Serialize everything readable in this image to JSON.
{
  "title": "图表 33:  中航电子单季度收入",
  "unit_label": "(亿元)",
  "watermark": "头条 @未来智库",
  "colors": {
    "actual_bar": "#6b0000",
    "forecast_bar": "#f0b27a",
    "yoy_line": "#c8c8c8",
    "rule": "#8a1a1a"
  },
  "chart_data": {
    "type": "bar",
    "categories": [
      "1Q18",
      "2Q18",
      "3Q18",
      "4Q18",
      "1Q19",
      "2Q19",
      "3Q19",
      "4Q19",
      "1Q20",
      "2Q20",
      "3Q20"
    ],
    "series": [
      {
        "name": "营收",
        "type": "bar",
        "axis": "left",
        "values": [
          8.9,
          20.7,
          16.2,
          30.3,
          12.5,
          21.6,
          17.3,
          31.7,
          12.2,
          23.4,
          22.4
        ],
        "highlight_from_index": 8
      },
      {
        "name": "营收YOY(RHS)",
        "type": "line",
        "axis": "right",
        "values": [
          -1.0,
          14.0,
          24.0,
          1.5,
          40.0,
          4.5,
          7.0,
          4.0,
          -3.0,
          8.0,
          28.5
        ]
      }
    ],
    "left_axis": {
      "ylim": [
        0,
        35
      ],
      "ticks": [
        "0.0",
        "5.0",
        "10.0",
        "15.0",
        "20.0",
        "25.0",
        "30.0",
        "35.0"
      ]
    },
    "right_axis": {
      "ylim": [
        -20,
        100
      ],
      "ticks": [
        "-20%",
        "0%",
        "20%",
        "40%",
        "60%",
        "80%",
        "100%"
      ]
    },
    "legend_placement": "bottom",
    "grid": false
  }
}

————

__Stated goal__.
Each line in the material above must be retyped without alteration.

__Solution for this task__.
Serialize everything readable in this image to JSON.
{
  "title": "图表 33:  中航电子单季度收入",
  "unit_label": "(亿元)",
  "watermark": "头条 @未来智库",
  "colors": {
    "actual_bar": "#6b0000",
    "forecast_bar": "#f0b27a",
    "yoy_line": "#c8c8c8",
    "rule": "#8a1a1a"
  },
  "chart_data": {
    "type": "bar",
    "categories": [
      "1Q18",
      "2Q18",
      "3Q18",
      "4Q18",
      "1Q19",
      "2Q19",
      "3Q19",
      "4Q19",
      "1Q20",
      "2Q20",
      "3Q20"
    ],
    "series": [
      {
        "name": "营收",
        "type": "bar",
        "axis": "left",
        "values": [
          8.9,
          20.7,
          16.2,
          30.3,
          12.5,
          21.6,
          17.3,
          31.7,
          12.2,
          23.4,
          22.4
        ],
        "highlight_from_index": 8
      },
      {
        "name": "营收YOY(RHS)",
        "type": "line",
        "axis": "right",
        "values": [
          -1.0,
          14.0,
          24.0,
          1.5,
          40.0,
          4.5,
          7.0,
          4.0,
          -3.0,
          8.0,
          28.5
        ]
      }
    ],
    "left_axis": {
      "ylim": [
        0,
        35
      ],
      "ticks": [
        "0.0",
        "5.0",
        "10.0",
        "15.0",
        "20.0",
        "25.0",
        "30.0",
        "35.0"
      ]
    },
    "right_axis": {
      "ylim": [
        -20,
        100
      ],
      "ticks": [
        "-20%",
        "0%",
        "20%",
        "40%",
        "60%",
        "80%",
        "100%"
      ]
    },
    "legend_placement": "bottom",
    "grid": false
  }
}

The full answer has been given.